EXERCISE TASK. The entries below should be given again exactly, minus their pictures.

□ □ □ □ □

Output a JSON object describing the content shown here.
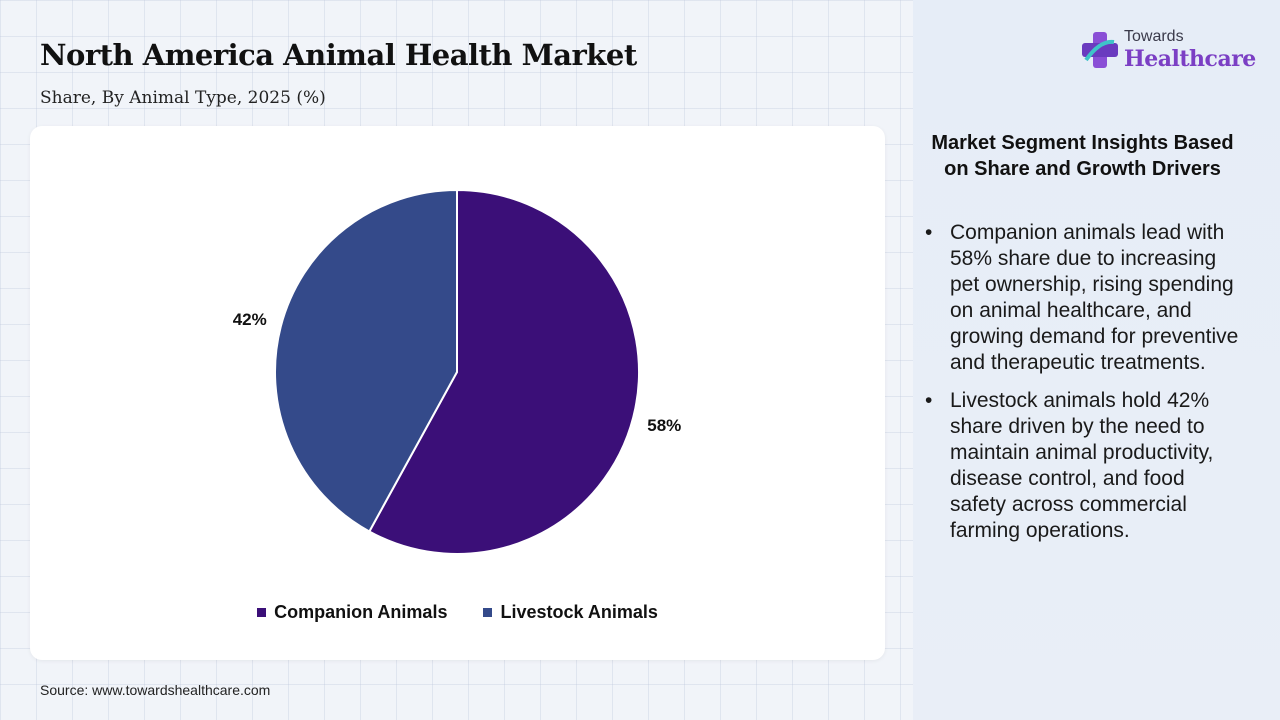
{
  "header": {
    "title": "North America Animal Health Market",
    "subtitle": "Share, By Animal Type, 2025 (%)"
  },
  "logo": {
    "top": "Towards",
    "bottom": "Healthcare"
  },
  "source": "Source: www.towardshealthcare.com",
  "insights": {
    "title": "Market Segment Insights Based on Share and Growth Drivers",
    "bullets": [
      "Companion animals lead with 58% share due to increasing pet ownership, rising spending on animal healthcare, and growing demand for preventive and therapeutic treatments.",
      "Livestock animals hold 42% share driven by the need to maintain animal productivity, disease control, and food safety across commercial farming operations."
    ]
  },
  "chart_data": {
    "type": "pie",
    "title": "North America Animal Health Market",
    "subtitle": "Share, By Animal Type, 2025 (%)",
    "categories": [
      "Companion Animals",
      "Livestock Animals"
    ],
    "values": [
      58,
      42
    ],
    "labels": [
      "58%",
      "42%"
    ],
    "colors": [
      "#3b0f78",
      "#344a8a"
    ],
    "legend_position": "bottom"
  }
}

□ □ □ □ □

WORKED ANSWER.
Output a JSON object describing the content shown here.
{
  "header": {
    "title": "North America Animal Health Market",
    "subtitle": "Share, By Animal Type, 2025 (%)"
  },
  "logo": {
    "top": "Towards",
    "bottom": "Healthcare"
  },
  "source": "Source: www.towardshealthcare.com",
  "insights": {
    "title": "Market Segment Insights Based on Share and Growth Drivers",
    "bullets": [
      "Companion animals lead with 58% share due to increasing pet ownership, rising spending on animal healthcare, and growing demand for preventive and therapeutic treatments.",
      "Livestock animals hold 42% share driven by the need to maintain animal productivity, disease control, and food safety across commercial farming operations."
    ]
  },
  "chart_data": {
    "type": "pie",
    "title": "North America Animal Health Market",
    "subtitle": "Share, By Animal Type, 2025 (%)",
    "categories": [
      "Companion Animals",
      "Livestock Animals"
    ],
    "values": [
      58,
      42
    ],
    "labels": [
      "58%",
      "42%"
    ],
    "colors": [
      "#3b0f78",
      "#344a8a"
    ],
    "legend_position": "bottom"
  }
}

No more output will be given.